(Raw records)
- - -
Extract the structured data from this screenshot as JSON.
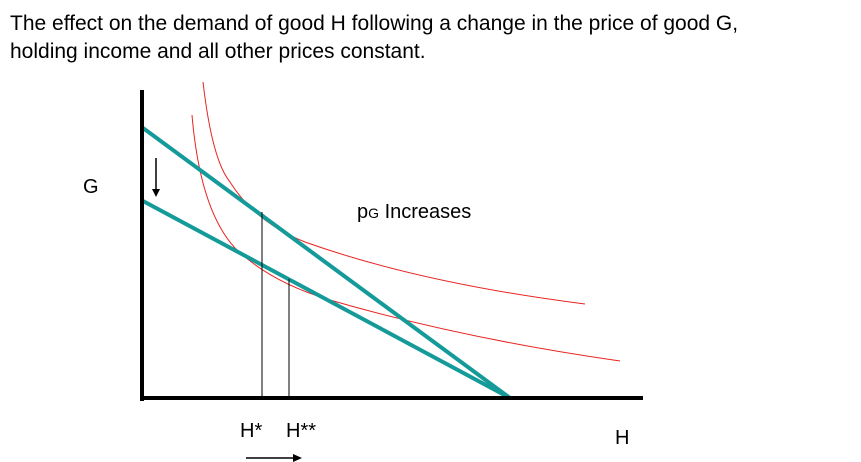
{
  "caption": {
    "line1": "The effect on the demand of good H following a change in the price of good G,",
    "line2": "holding income and all other prices constant."
  },
  "axes": {
    "y_label": "G",
    "x_label": "H"
  },
  "annotation": {
    "price_symbol": "p",
    "price_subscript": "G",
    "text": " Increases"
  },
  "markers": {
    "h_star": "H*",
    "h_double_star": "H**"
  },
  "colors": {
    "budget_line": "#159a9a",
    "indifference_curve": "#e8231f",
    "axis": "#000000"
  }
}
- - -
Write every entry out again exactly, dropping the pictures.

→ RESULT
Extract the structured data from this screenshot as JSON.
{
  "caption": {
    "line1": "The effect on the demand of good H following a change in the price of good G,",
    "line2": "holding income and all other prices constant."
  },
  "axes": {
    "y_label": "G",
    "x_label": "H"
  },
  "annotation": {
    "price_symbol": "p",
    "price_subscript": "G",
    "text": " Increases"
  },
  "markers": {
    "h_star": "H*",
    "h_double_star": "H**"
  },
  "colors": {
    "budget_line": "#159a9a",
    "indifference_curve": "#e8231f",
    "axis": "#000000"
  }
}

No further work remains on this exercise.